▶ [PERMINTAAN 1] Ketik ulang bagian artikel tentang angkot, mulai dari "Derita Angkot, Pemerintah" sampai dengan "yang tidak berpihak.", tanpa mengubah satu kata atau tanda baca pun.

▶ [KUTIPAN TEKS]
───

• ,
  • - +

Artikel

Derita Angkot, Pemerintah Provinsi Jangan Diam!
• Jum'at, 23/03/2018 • Irsan Hidayat, S.IP
 
Irsan Hidayat, Asisten Ombudsman RI Perwakilan Provinsi Bengkulu

OPINI, RR - Angkot Ku Sayang, Angkot Ku Malang. Ungkapan tersebut cocok menggambarkan kondisi yang tengah dialami moda transportasi umum ini. Disaat penumpang sepi (bahkan banyak angkot tidak lagi beroperasi/dijadikan kendaraan pribadi plat hitam), para pemilik angkot 'diuji' lagi dengan penerapan kebijakan pemerintah yang tidak berpihak.

───

▶ [MATERI YANG DIEKSTRAK]
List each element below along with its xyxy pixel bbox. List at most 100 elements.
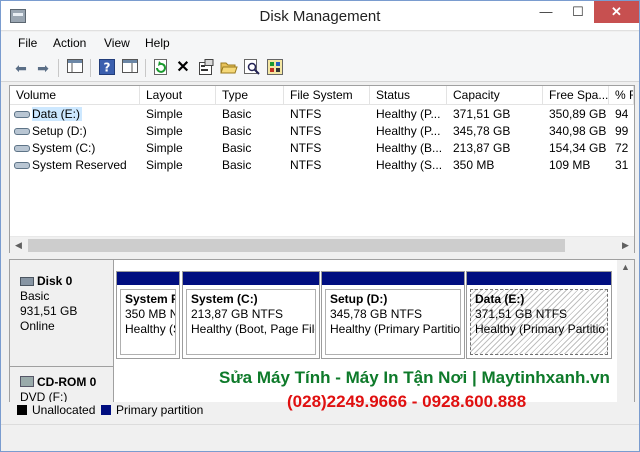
- partition-system-reserved[interactable]: System R 350 MB N Healthy (S: [116, 271, 180, 359]
- legend-primary-label: Primary partition: [116, 403, 204, 417]
- menu-file[interactable]: File: [18, 36, 37, 50]
- column-header-capacity[interactable]: Capacity: [447, 86, 543, 105]
- status-bar: [1, 424, 639, 451]
- menu-help[interactable]: Help: [145, 36, 170, 50]
- forward-arrow-icon[interactable]: ➡: [33, 59, 53, 77]
- partition-size: 371,51 GB NTFS: [475, 307, 568, 321]
- disk-0-info[interactable]: Disk 0 Basic 931,51 GB Online: [10, 260, 114, 366]
- search-icon[interactable]: [242, 59, 262, 77]
- horizontal-scrollbar[interactable]: ◀ ▶: [10, 236, 634, 253]
- volume-name: Setup (D:): [32, 124, 87, 138]
- watermark-phone: (028)2249.9666 - 0928.600.888: [287, 392, 527, 411]
- volume-capacity: 345,78 GB: [453, 124, 511, 138]
- partition-name: System R: [125, 292, 176, 306]
- menu-bar: File Action View Help: [1, 32, 639, 54]
- scroll-right-icon[interactable]: ▶: [617, 238, 634, 253]
- cdrom-name: CD-ROM 0: [37, 375, 97, 389]
- volume-drive-icon: [14, 128, 30, 135]
- vertical-scrollbar[interactable]: ▲: [617, 260, 634, 418]
- volume-drive-icon: [14, 162, 30, 169]
- legend-unallocated-label: Unallocated: [32, 403, 96, 417]
- volume-capacity: 371,51 GB: [453, 107, 511, 121]
- minimize-button[interactable]: —: [531, 1, 561, 23]
- scroll-up-icon[interactable]: ▲: [617, 260, 634, 275]
- column-header-volume[interactable]: Volume: [10, 86, 140, 105]
- disk-management-window: Disk Management — ☐ ✕ File Action View H…: [0, 0, 640, 452]
- volume-status: Healthy (P...: [376, 107, 441, 121]
- properties-pane-icon[interactable]: [120, 59, 140, 77]
- toolbar-separator: [58, 59, 59, 77]
- help-icon[interactable]: ?: [97, 59, 117, 77]
- volume-free-space: 340,98 GB: [549, 124, 607, 138]
- primary-partition-bar: [467, 272, 611, 285]
- volume-name: System (C:): [32, 141, 96, 155]
- partition-size: 350 MB N: [125, 307, 176, 321]
- volume-name: System Reserved: [32, 158, 127, 172]
- partition-status: Healthy (Primary Partitio: [330, 322, 461, 336]
- volume-capacity: 213,87 GB: [453, 141, 511, 155]
- volume-percent-free: 72: [615, 141, 629, 155]
- close-button[interactable]: ✕: [594, 1, 639, 23]
- disk-type: Basic: [20, 289, 50, 303]
- volume-file-system: NTFS: [290, 107, 322, 121]
- scrollbar-thumb[interactable]: [28, 239, 565, 252]
- svg-text:?: ?: [104, 61, 111, 75]
- disk-state: Online: [20, 319, 55, 333]
- volume-status: Healthy (P...: [376, 124, 441, 138]
- volume-status: Healthy (S...: [376, 158, 443, 172]
- disk-size: 931,51 GB: [20, 304, 78, 318]
- volume-type: Basic: [222, 124, 252, 138]
- volume-free-space: 109 MB: [549, 158, 591, 172]
- volume-file-system: NTFS: [290, 141, 322, 155]
- maximize-button[interactable]: ☐: [563, 1, 593, 23]
- volume-layout: Simple: [146, 158, 183, 172]
- watermark-text: Sửa Máy Tính - Máy In Tận Nơi | Maytinhx…: [219, 368, 610, 387]
- partition-data-e[interactable]: Data (E:) 371,51 GB NTFS Healthy (Primar…: [466, 271, 612, 359]
- primary-partition-bar: [322, 272, 464, 285]
- volume-capacity: 350 MB: [453, 158, 495, 172]
- volume-row[interactable]: Data (E:) Simple Basic NTFS Healthy (P..…: [10, 106, 634, 123]
- primary-partition-bar: [117, 272, 179, 285]
- refresh-icon[interactable]: [151, 59, 171, 77]
- title-bar[interactable]: Disk Management — ☐ ✕: [1, 1, 639, 31]
- volume-name: Data (E:): [32, 107, 83, 121]
- partition-system-c[interactable]: System (C:) 213,87 GB NTFS Healthy (Boot…: [182, 271, 320, 359]
- column-header-status[interactable]: Status: [370, 86, 447, 105]
- volume-percent-free: 94: [615, 107, 629, 121]
- volume-list[interactable]: Volume Layout Type File System Status Ca…: [9, 85, 635, 253]
- legend-unallocated-swatch: [17, 405, 27, 415]
- column-header-type[interactable]: Type: [216, 86, 284, 105]
- column-header-file-system[interactable]: File System: [284, 86, 370, 105]
- partition-status: Healthy (S: [125, 322, 176, 336]
- volume-type: Basic: [222, 158, 252, 172]
- volume-type: Basic: [222, 141, 252, 155]
- properties-icon[interactable]: [196, 59, 216, 77]
- scroll-left-icon[interactable]: ◀: [10, 238, 27, 253]
- volume-status: Healthy (B...: [376, 141, 443, 155]
- volume-file-system: NTFS: [290, 124, 322, 138]
- back-arrow-icon[interactable]: ⬅: [11, 59, 31, 77]
- partition-name: Data (E:): [475, 292, 525, 306]
- partition-name: Setup (D:): [330, 292, 388, 306]
- toolbar: ⬅ ➡ ? ✕: [1, 54, 639, 82]
- menu-view[interactable]: View: [104, 36, 130, 50]
- column-header-percent-free[interactable]: % F: [609, 86, 634, 105]
- primary-partition-bar: [183, 272, 319, 285]
- menu-action[interactable]: Action: [53, 36, 86, 50]
- volume-drive-icon: [14, 145, 30, 152]
- volume-drive-icon: [14, 111, 30, 118]
- column-header-free-space[interactable]: Free Spa...: [543, 86, 609, 105]
- volume-layout: Simple: [146, 141, 183, 155]
- volume-row[interactable]: System Reserved Simple Basic NTFS Health…: [10, 157, 634, 174]
- partition-size: 345,78 GB NTFS: [330, 307, 423, 321]
- volume-row[interactable]: System (C:) Simple Basic NTFS Healthy (B…: [10, 140, 634, 157]
- toolbar-separator: [145, 59, 146, 77]
- console-tree-icon[interactable]: [65, 59, 85, 77]
- column-header-layout[interactable]: Layout: [140, 86, 216, 105]
- volume-row[interactable]: Setup (D:) Simple Basic NTFS Healthy (P.…: [10, 123, 634, 140]
- delete-icon[interactable]: ✕: [173, 59, 193, 77]
- open-folder-icon[interactable]: [219, 59, 239, 77]
- partition-setup-d[interactable]: Setup (D:) 345,78 GB NTFS Healthy (Prima…: [321, 271, 465, 359]
- volume-free-space: 350,89 GB: [549, 107, 607, 121]
- export-icon[interactable]: [265, 59, 285, 77]
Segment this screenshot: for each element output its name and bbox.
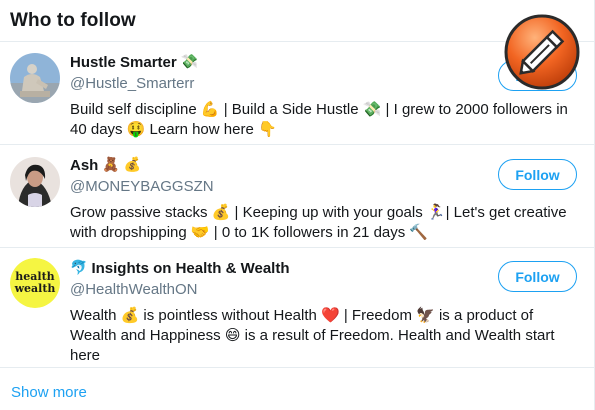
person-photo-avatar-icon xyxy=(10,157,60,207)
teddy-bear-icon: 🧸 xyxy=(102,157,120,173)
money-bag-icon: 💰 xyxy=(123,157,142,173)
avatar[interactable] xyxy=(10,157,60,207)
health-wealth-logo: health wealth xyxy=(10,258,60,308)
show-more-link[interactable]: Show more xyxy=(11,384,87,401)
pencil-edit-icon[interactable] xyxy=(500,10,584,94)
user-bio: Grow passive stacks 💰 | Keeping up with … xyxy=(70,204,567,241)
user-bio: Wealth 💰 is pointless without Health ❤️ … xyxy=(70,307,555,364)
logo-text-wealth: wealth xyxy=(14,282,56,295)
avatar[interactable] xyxy=(10,53,60,103)
user-name[interactable]: Insights on Health & Wealth xyxy=(91,260,289,277)
avatar[interactable]: health wealth xyxy=(10,258,60,308)
user-row[interactable]: health wealth 🐬 Insights on Health & Wea… xyxy=(0,248,594,368)
user-name[interactable]: Ash xyxy=(70,157,98,174)
user-bio: Build self discipline 💪 | Build a Side H… xyxy=(70,101,568,138)
user-name[interactable]: Hustle Smarter xyxy=(70,54,177,71)
user-row[interactable]: Ash 🧸 💰 @MONEYBAGGSZN Grow passive stack… xyxy=(0,145,594,248)
follow-button[interactable]: Follow xyxy=(498,159,577,190)
dolphin-icon: 🐬 xyxy=(70,260,88,276)
follow-button[interactable]: Follow xyxy=(498,261,577,292)
money-wings-icon: 💸 xyxy=(180,54,199,70)
statue-avatar-icon xyxy=(10,53,60,103)
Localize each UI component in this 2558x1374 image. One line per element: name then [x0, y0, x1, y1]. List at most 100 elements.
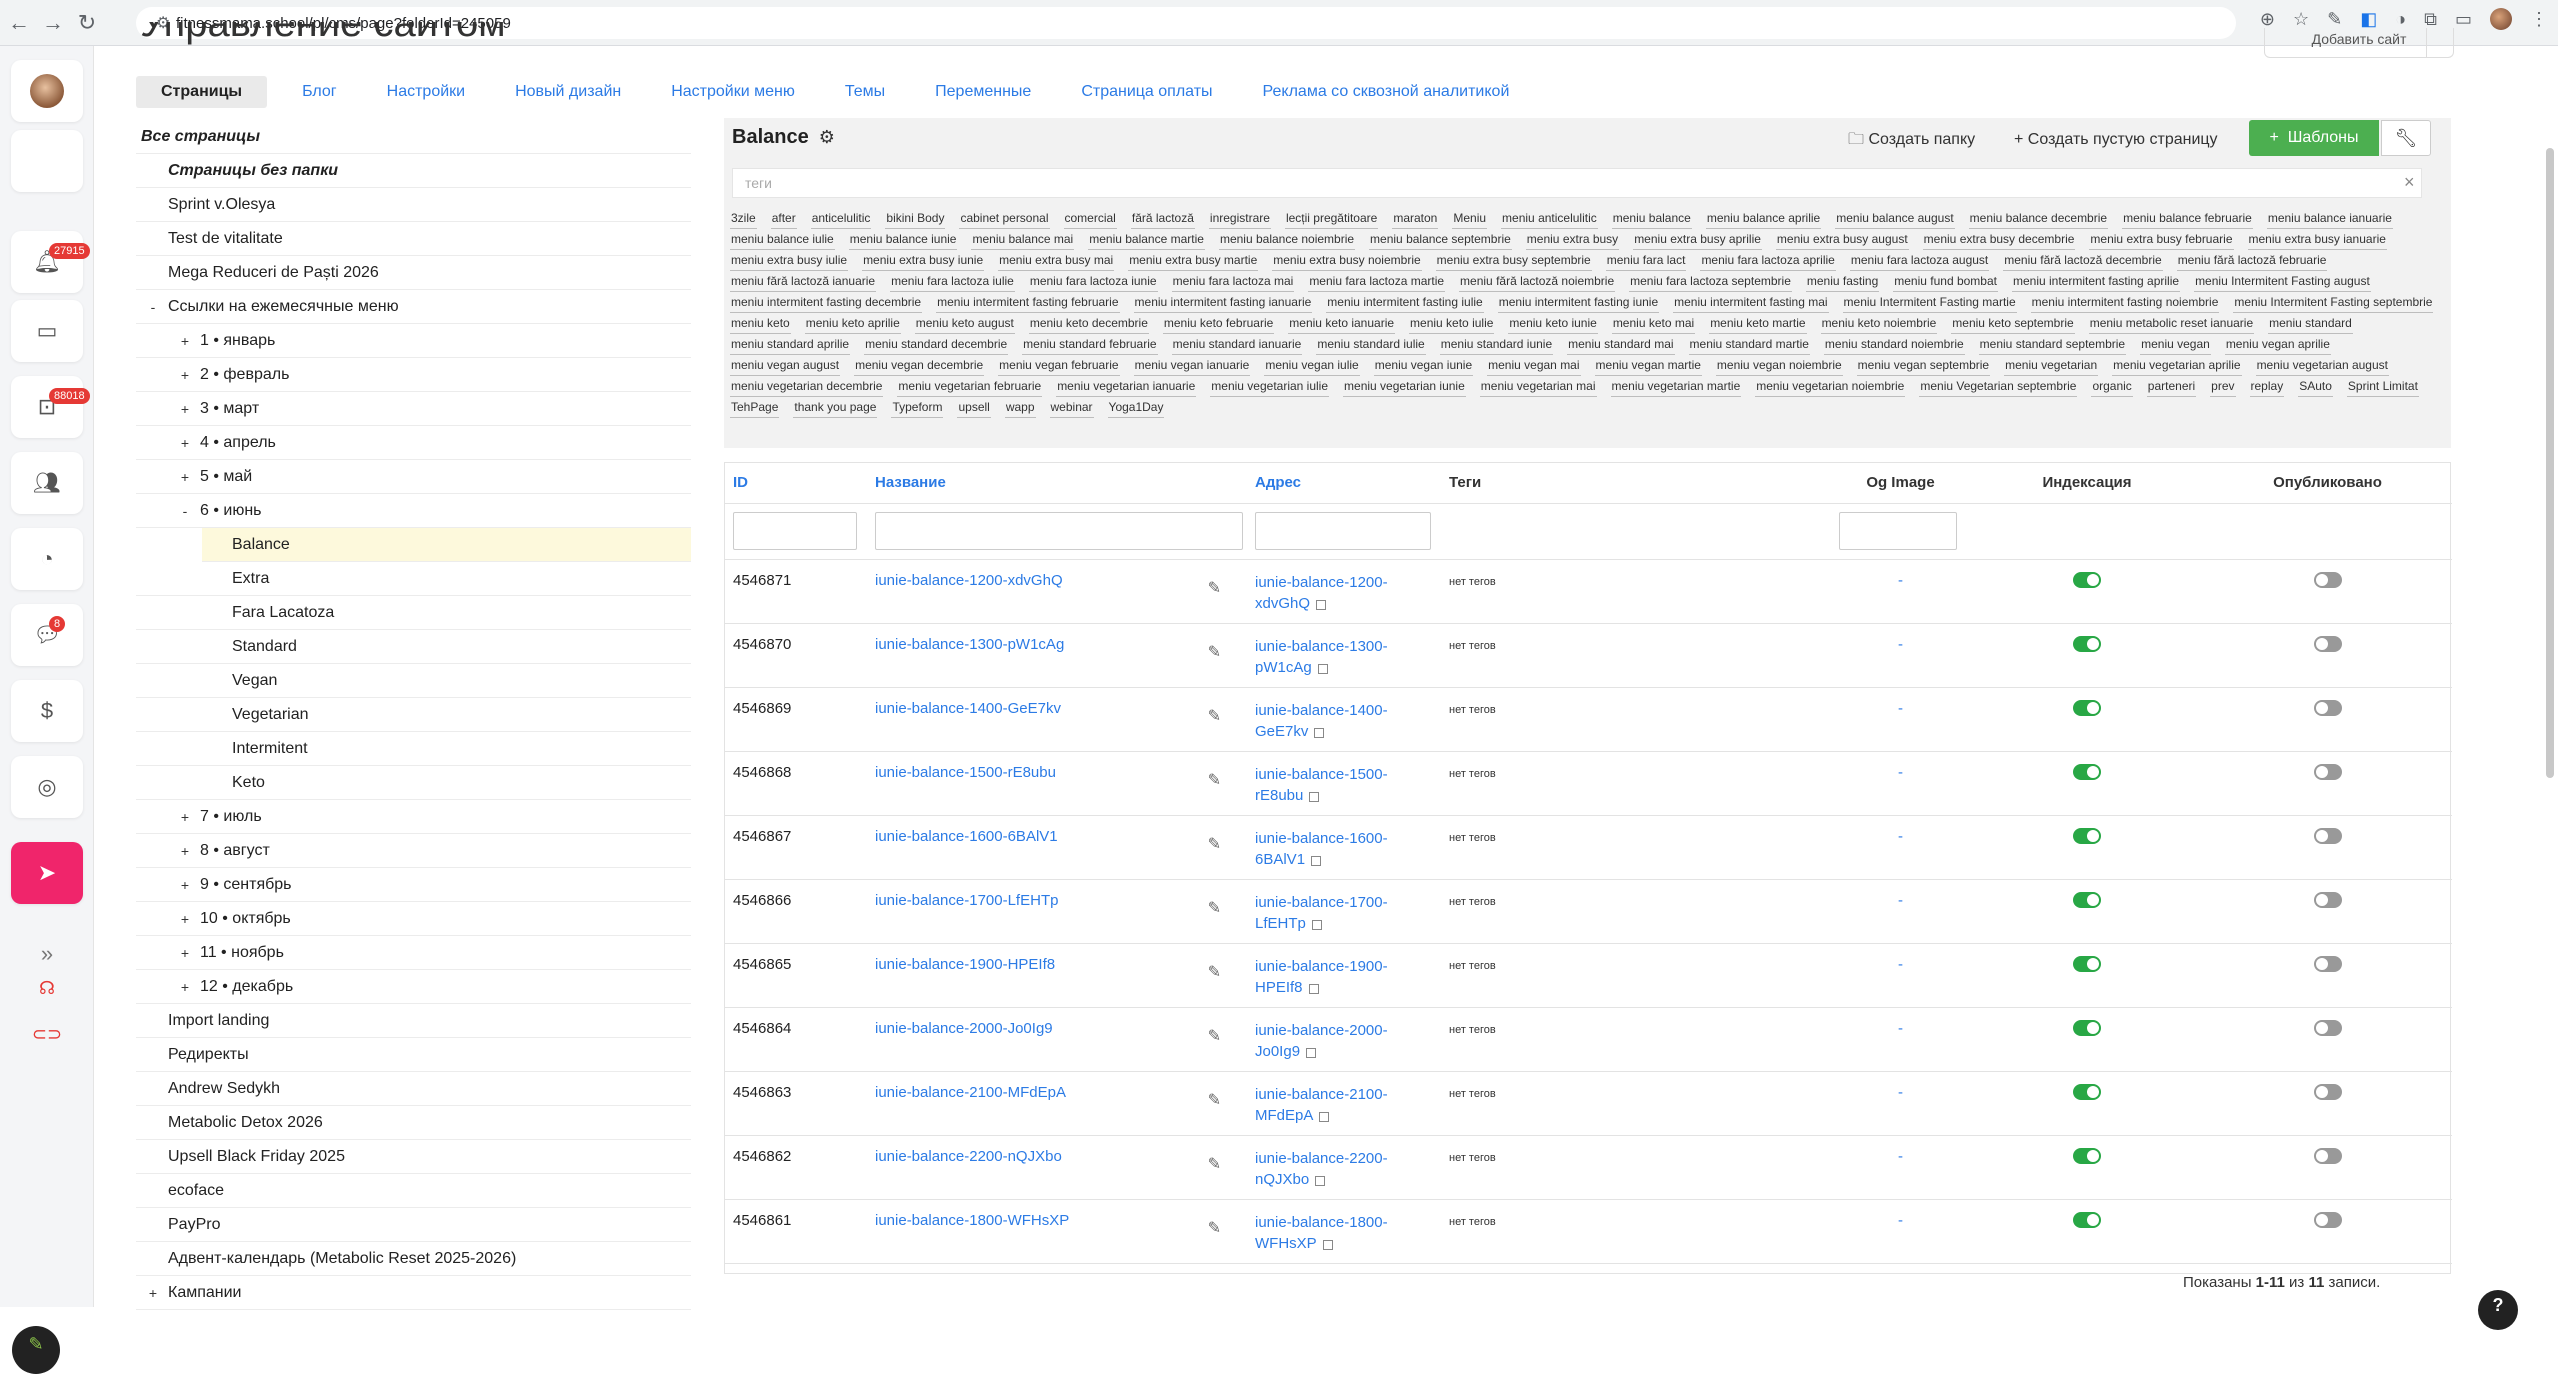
name-header[interactable]: Название — [867, 463, 1247, 504]
tree-item[interactable]: - Ссылки на ежемесячные меню — [136, 290, 691, 324]
bookmark-star-icon[interactable]: ☆ — [2293, 9, 2309, 30]
tag-chip[interactable]: upsell — [957, 397, 991, 418]
page-address-link[interactable]: LfEHTp — [1255, 915, 1306, 932]
tag-chip[interactable]: after — [770, 208, 797, 229]
tag-chip[interactable]: meniu vegetarian aprilie — [2112, 355, 2242, 376]
tab-5[interactable]: Темы — [820, 76, 910, 108]
profile-avatar[interactable] — [2490, 8, 2512, 30]
tree-item[interactable]: Andrew Sedykh — [136, 1072, 691, 1106]
tree-item[interactable]: Upsell Black Friday 2025 — [136, 1140, 691, 1174]
page-address-link[interactable]: nQJXbo — [1255, 1171, 1309, 1188]
tree-item[interactable]: +10 • октябрь — [136, 902, 691, 936]
tag-chip[interactable]: meniu fara lactoza august — [1849, 250, 1990, 271]
page-address-link[interactable]: iunie-balance-1500- — [1255, 766, 1388, 783]
wrench-icon[interactable]: 🔧︎ — [2381, 120, 2431, 156]
analytics-tile[interactable]: ◔ — [11, 528, 83, 590]
tag-chip[interactable]: meniu extra busy ianuarie — [2247, 229, 2387, 250]
tag-chip[interactable]: meniu keto mai — [1611, 313, 1696, 334]
extensions-puzzle-icon[interactable]: ⧉ — [2424, 9, 2437, 30]
edit-icon[interactable]: ✎ — [1208, 1020, 1246, 1046]
tag-chip[interactable]: meniu standard aprilie — [730, 334, 851, 355]
published-toggle[interactable] — [2313, 699, 2342, 716]
tree-item[interactable]: PayPro — [136, 1208, 691, 1242]
page-name-link[interactable]: iunie-balance-2100-MFdEpA — [875, 1084, 1066, 1110]
tag-chip[interactable]: meniu vegan mai — [1487, 355, 1581, 376]
tag-chip[interactable]: meniu fără lactoză ianuarie — [730, 271, 877, 292]
copy-icon[interactable] — [1311, 855, 1322, 866]
tag-chip[interactable]: Sprint Limitat — [2346, 376, 2419, 397]
tag-chip[interactable]: maraton — [1392, 208, 1439, 229]
expand-icon[interactable]: + — [178, 800, 192, 834]
published-toggle[interactable] — [2313, 763, 2342, 780]
tag-chip[interactable]: cabinet personal — [959, 208, 1050, 229]
published-toggle[interactable] — [2313, 891, 2342, 908]
tag-chip[interactable]: meniu standard decembrie — [864, 334, 1009, 355]
tree-item[interactable]: +5 • май — [136, 460, 691, 494]
tag-chip[interactable]: meniu standard februarie — [1022, 334, 1158, 355]
tag-chip[interactable]: wapp — [1004, 397, 1036, 418]
tasks-tile[interactable]: ⊡ 88018 — [11, 376, 90, 438]
indexing-toggle[interactable] — [2073, 891, 2101, 908]
tag-chip[interactable]: meniu vegetarian februarie — [897, 376, 1043, 397]
browser-menu-icon[interactable]: ⋮ — [2530, 9, 2548, 30]
tag-chip[interactable]: meniu extra busy august — [1775, 229, 1909, 250]
tag-chip[interactable]: meniu extra busy februarie — [2089, 229, 2234, 250]
page-name-link[interactable]: iunie-balance-1500-rE8ubu — [875, 764, 1056, 790]
tag-chip[interactable]: meniu fund bombat — [1893, 271, 1998, 292]
page-address-link[interactable]: iunie-balance-1700- — [1255, 894, 1388, 911]
tree-item[interactable]: +7 • июль — [136, 800, 691, 834]
tab-7[interactable]: Страница оплаты — [1056, 76, 1237, 108]
page-address-link[interactable]: rE8ubu — [1255, 787, 1303, 804]
tag-chip[interactable]: meniu balance iunie — [848, 229, 958, 250]
tag-chip[interactable]: meniu fara lact — [1605, 250, 1687, 271]
tag-chip[interactable]: meniu vegetarian august — [2255, 355, 2389, 376]
tag-chip[interactable]: meniu metabolic reset ianuarie — [2088, 313, 2255, 334]
tag-chip[interactable]: meniu vegan septembrie — [1856, 355, 1991, 376]
tag-chip[interactable]: meniu keto decembrie — [1028, 313, 1149, 334]
page-name-link[interactable]: iunie-balance-1200-xdvGhQ — [875, 572, 1063, 598]
published-toggle[interactable] — [2313, 571, 2342, 588]
tag-chip[interactable]: meniu fasting — [1805, 271, 1880, 292]
tree-item[interactable]: +8 • август — [136, 834, 691, 868]
tag-chip[interactable]: meniu intermitent fasting mai — [1673, 292, 1829, 313]
tag-chip[interactable]: meniu keto iunie — [1508, 313, 1598, 334]
published-toggle[interactable] — [2313, 1019, 2342, 1036]
tag-chip[interactable]: meniu balance noiembrie — [1218, 229, 1356, 250]
tag-chip[interactable]: fără lactoză — [1130, 208, 1195, 229]
indexing-toggle[interactable] — [2073, 763, 2101, 780]
tag-chip[interactable]: meniu vegan noiembrie — [1715, 355, 1843, 376]
page-address-link[interactable]: GeE7kv — [1255, 723, 1308, 740]
tag-chip[interactable]: replay — [2249, 376, 2285, 397]
tag-chip[interactable]: meniu vegan iunie — [1373, 355, 1474, 376]
tag-chip[interactable]: meniu intermitent fasting decembrie — [730, 292, 923, 313]
tag-chip[interactable]: meniu balance aprilie — [1705, 208, 1822, 229]
copy-icon[interactable] — [1311, 919, 1322, 930]
zoom-icon[interactable]: ⊕ — [2260, 9, 2275, 30]
tag-chip[interactable]: meniu standard iunie — [1439, 334, 1554, 355]
tag-chip[interactable]: meniu vegan august — [730, 355, 841, 376]
tag-chip[interactable]: SAuto — [2298, 376, 2333, 397]
settings-icon[interactable]: ⚙ — [819, 127, 835, 148]
tag-chip[interactable]: meniu vegan iulie — [1264, 355, 1360, 376]
collapse-icon[interactable]: - — [178, 494, 192, 528]
published-toggle[interactable] — [2313, 635, 2342, 652]
tree-item[interactable]: Vegetarian — [136, 698, 691, 732]
tag-chip[interactable]: organic — [2091, 376, 2133, 397]
edit-icon[interactable]: ✎ — [1208, 572, 1246, 598]
tag-chip[interactable]: meniu keto septembrie — [1951, 313, 2075, 334]
tag-chip[interactable]: comercial — [1063, 208, 1117, 229]
tree-item[interactable]: Extra — [136, 562, 691, 596]
page-name-link[interactable]: iunie-balance-2000-Jo0Ig9 — [875, 1020, 1053, 1046]
tag-chip[interactable]: meniu intermitent fasting aprilie — [2011, 271, 2181, 292]
edit-icon[interactable]: ✎ — [1208, 700, 1246, 726]
tag-chip[interactable]: Yoga1Day — [1107, 397, 1165, 418]
create-folder-button[interactable]: 🗀︎ Создать папку — [1848, 122, 1975, 158]
tree-item[interactable]: Редиректы — [136, 1038, 691, 1072]
tags-filter-input[interactable]: теги — [732, 168, 2422, 198]
tree-item[interactable]: Страницы без папки — [136, 154, 691, 188]
extension-icon[interactable]: ✎ — [2327, 9, 2342, 30]
page-address-link[interactable]: iunie-balance-1300- — [1255, 638, 1388, 655]
edit-icon[interactable]: ✎ — [1208, 1148, 1246, 1174]
tag-chip[interactable]: meniu standard martie — [1688, 334, 1810, 355]
tree-item[interactable]: +4 • апрель — [136, 426, 691, 460]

───

▶ [PERMINTAAN 2] Masukkan baris-baris pada daftar, mulai dari baris yang memuat "name-header[interactable]: Название —" sampai dengan baris yang memuat "tag-chip[interactable]: meniu fără", ke dalam sebuah larik JSON berisi string, dengan satu string untuk setiap baris. Kedua baris batas tersebut ikut disertakan, sedangkan baris kosong dihilangkan.

▶ [JAWABAN TERTULIS 1]
Derita Angkot, Pemerintah Provinsi Jangan Diam!
• Jum'at, 23/03/2018 • Irsan Hidayat, S.IP
 
Irsan Hidayat, Asisten Ombudsman RI Perwakilan Provinsi Bengkulu

OPINI, RR - Angkot Ku Sayang, Angkot Ku Malang. Ungkapan tersebut cocok menggambarkan kondisi yang tengah dialami moda transportasi umum ini. Disaat penumpang sepi (bahkan banyak angkot tidak lagi beroperasi/dijadikan kendaraan pribadi plat hitam), para pemilik angkot 'diuji' lagi dengan penerapan kebijakan pemerintah yang tidak berpihak.

▶ [JAWABAN TERTULIS 2]
[
  "name-header[interactable]: Название — [867, 463, 1247, 504]",
  "tree-item[interactable]: - Ссылки на ежемесячные меню — [136, 290, 691, 324]",
  "bookmark-star-icon[interactable]: ☆ — [2293, 9, 2309, 30]",
  "tag-chip[interactable]: upsell — [957, 397, 991, 418]",
  "page-address-link[interactable]: LfEHTp — [1255, 915, 1306, 932]",
  "tag-chip[interactable]: after — [770, 208, 797, 229]",
  "tag-chip[interactable]: meniu vegetarian aprilie — [2112, 355, 2242, 376]",
  "tab-5[interactable]: Темы — [820, 76, 910, 108]",
  "profile-avatar[interactable] — [2490, 8, 2512, 30]",
  "tree-item[interactable]: Andrew Sedykh — [136, 1072, 691, 1106]",
  "tree-item[interactable]: Upsell Black Friday 2025 — [136, 1140, 691, 1174]",
  "page-address-link[interactable]: nQJXbo — [1255, 1171, 1309, 1188]",
  "tree-item[interactable]: +10 • октябрь — [136, 902, 691, 936]",
  "tag-chip[interactable]: meniu fara lactoza august — [1849, 250, 1990, 271]",
  "page-address-link[interactable]: iunie-balance-1500- — [1255, 766, 1388, 783]",
  "wrench-icon[interactable]: 🔧︎ — [2381, 120, 2431, 156]",
  "analytics-tile[interactable]: ◔ — [11, 528, 83, 590]",
  "tag-chip[interactable]: meniu extra busy ianuarie — [2247, 229, 2387, 250]",
  "tag-chip[interactable]: meniu keto mai — [1611, 313, 1696, 334]",
  "extensions-puzzle-icon[interactable]: ⧉ — [2424, 9, 2437, 30]",
  "edit-icon[interactable]: ✎ — [1208, 1020, 1246, 1046]",
  "tag-chip[interactable]: meniu standard aprilie — [730, 334, 851, 355]",
  "published-toggle[interactable] — [2313, 699, 2342, 716]",
  "tree-item[interactable]: PayPro — [136, 1208, 691, 1242]",
  "page-name-link[interactable]: iunie-balance-2100-MFdEpA — [875, 1084, 1066, 1110]",
  "tag-chip[interactable]: meniu vegan mai — [1487, 355, 1581, 376]",
  "tag-chip[interactable]: meniu fără lactoză ianuarie — [730, 271, 877, 292]"
]